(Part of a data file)
▼

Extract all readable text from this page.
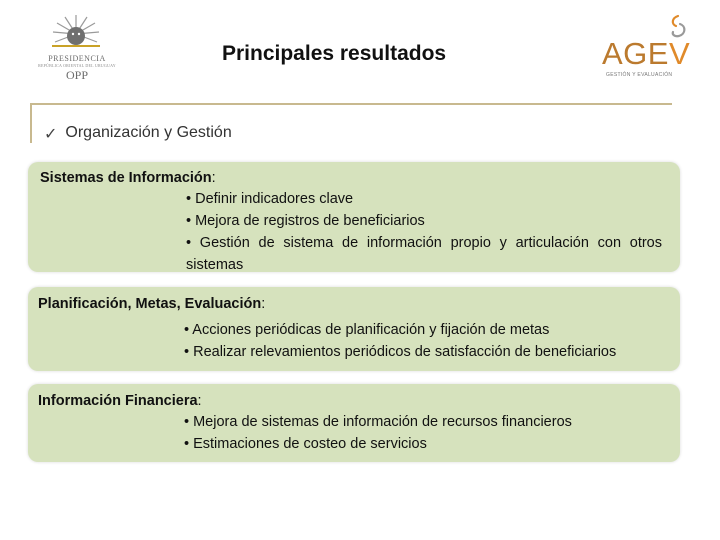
PRESIDENCIA
REPÚBLICA ORIENTAL DEL URUGUAY
OPP
Principales resultados	AGEV
GESTIÓN Y EVALUACIÓN
✓ Organización y Gestión
Sistemas de Información:
• Definir indicadores clave
• Mejora de registros de beneficiarios
• Gestión de sistema de información propio y articulación con otros sistemas
Planificación, Metas, Evaluación:
• Acciones periódicas de planificación y fijación de metas
• Realizar relevamientos periódicos de satisfacción de beneficiarios
Información Financiera:
• Mejora de sistemas de información de recursos financieros
• Estimaciones de costeo de servicios
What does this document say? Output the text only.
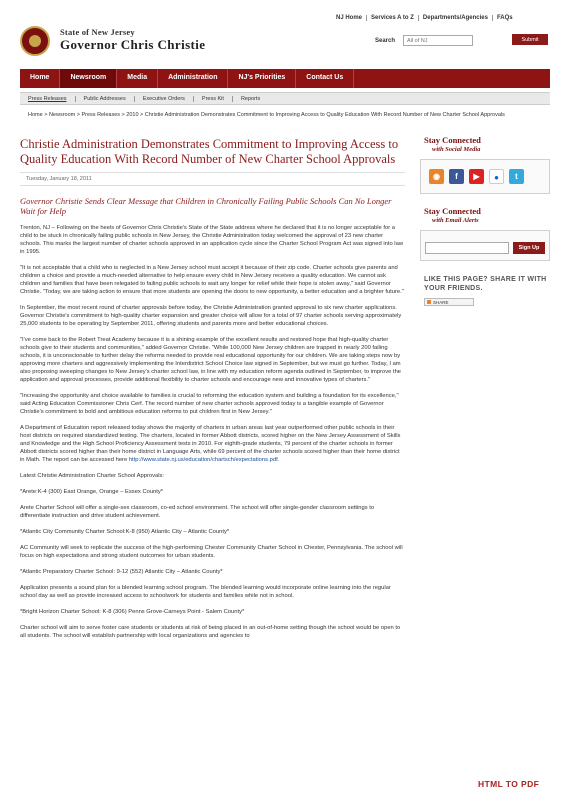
NJ Home	Services A to Z	Departments/Agencies	FAQs
State of New Jersey
Governor Chris Christie	Search
All of NJ	Submit
Home	Newsroom	Media	Administration	NJ's Priorities	Contact Us
Press Releases	Public Addresses	Executive Orders	Press Kit	Reports
Home > Newsroom > Press Releases > 2010 > Christie Administration Demonstrates Commitment to Improving Access to Quality Education With Record Number of New Charter School Approvals
Christie Administration Demonstrates Commitment to Improving Access to Quality Education With Record Number of New Charter School Approvals
Tuesday, January 18, 2011
Governor Christie Sends Clear Message that Children in Chronically Failing Public Schools Can No Longer Wait for Help

Trenton, NJ – Following on the heels of Governor Chris Christie's State of the State address where he declared that it is no longer acceptable for a child to be stuck in chronically failing public schools in New Jersey, the Christie Administration today welcomed the approval of 23 new charter schools. This marks the largest number of charter schools approved in an application cycle since the Charter School Program Act was signed into law in 1995.

"It is not acceptable that a child who is neglected in a New Jersey school must accept it because of their zip code. Charter schools give parents and children a choice and provide a much-needed alternative to help ensure every child in New Jersey receives a quality education. We cannot ask children and families that have been relegated to failing public schools to wait any longer for relief while their hope is stolen away," said Governor Christie. "Today, we are taking action to ensure that more students are opening the doors to new opportunity, a better education and a brighter future."

In September, the most recent round of charter approvals before today, the Christie Administration granted approval to six new charter applications. Governor Christie's commitment to high-quality charter expansion and greater choice will allow for a total of 97 charter schools serving approximately 25,000 students to be operating by September 2011, offering students and parents more and better educational choices.

"I've come back to the Robert Treat Academy because it is a shining example of the excellent results and restored hope that high-quality charter schools give to their students and communities," added Governor Christie. "While 100,000 New Jersey children are trapped in nearly 200 failing schools, it is unconscionable to further delay the reforms needed to provide real educational opportunity for our children. We are taking steps now by approving more charters and aggressively implementing the Interdistrict School Choice law signed in September, but we must go further. Today, I am also proposing sweeping changes to New Jersey's charter school law, in line with my education reform agenda outlined in September, to improve the application and approval processes, provide additional flexibility to charter schools and encourage new and innovative types of charters."

"Increasing the opportunity and choice available to families is crucial to reforming the education system and building a foundation for its excellence," said Acting Education Commissioner Chris Cerf. The record number of new charter schools approved today is a tangible example of Governor Christie's commitment to bold and ambitious education reforms to put children first in New Jersey."

A Department of Education report released today shows the majority of charters in urban areas last year outperformed other public schools in their host districts on required standardized testing. The charters, located in former Abbott districts, scored higher on the New Jersey Assessment of Skills and Knowledge and the High School Proficiency Assessment tests in 2010. For eighth-grade students, 79 percent of the charter schools in former Abbott districts scored higher than their home district in Language Arts, while 69 percent of the charter schools scored higher than their home district in Math. The report can be accessed here http://www.state.nj.us/education/chartsch/expectations.pdf.

Latest Christie Administration Charter School Approvals:

*Arete:K-4 (300) East Orange, Orange – Essex County*

Arete Charter School will offer a single-sex classroom, co-ed school environment. The school will offer single-gender classroom settings to differentiate instruction and drive student achievement.

*Atlantic City Community Charter School:K-8 (950) Atlantic City – Atlantic County*

AC Community will seek to replicate the success of the high-performing Chester Community Charter School in Chester, Pennsylvania. The school will focus on high expectations and strong student outcomes for urban students.

*Atlantic Preparatory Charter School: 9-12 (552) Atlantic City – Atlantic County*

Application presents a sound plan for a blended learning school program. The blended learning would incorporate online learning into the regular school day as well as provide increased access to schoolwork for students and families while not in school.

*Bright Horizon Charter School: K-8 (306) Penns Grove-Carneys Point - Salem County*

Charter school will aim to serve foster care students or students at risk of being placed in an out-of-home setting though the school would be open to all students. The school will establish partnership with local organizations and agencies to

Stay Connected
with Social Media
◉	f	▶	●	t
Stay Connected
with Email Alerts
Sign Up
LIKE THIS PAGE? SHARE IT WITH YOUR FRIENDS.
SHARE
HTML TO PDF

▲

- **Written request**: Check the records above line by line and tally those holding the string "City". Answer with the number only.

- **Response below**: 2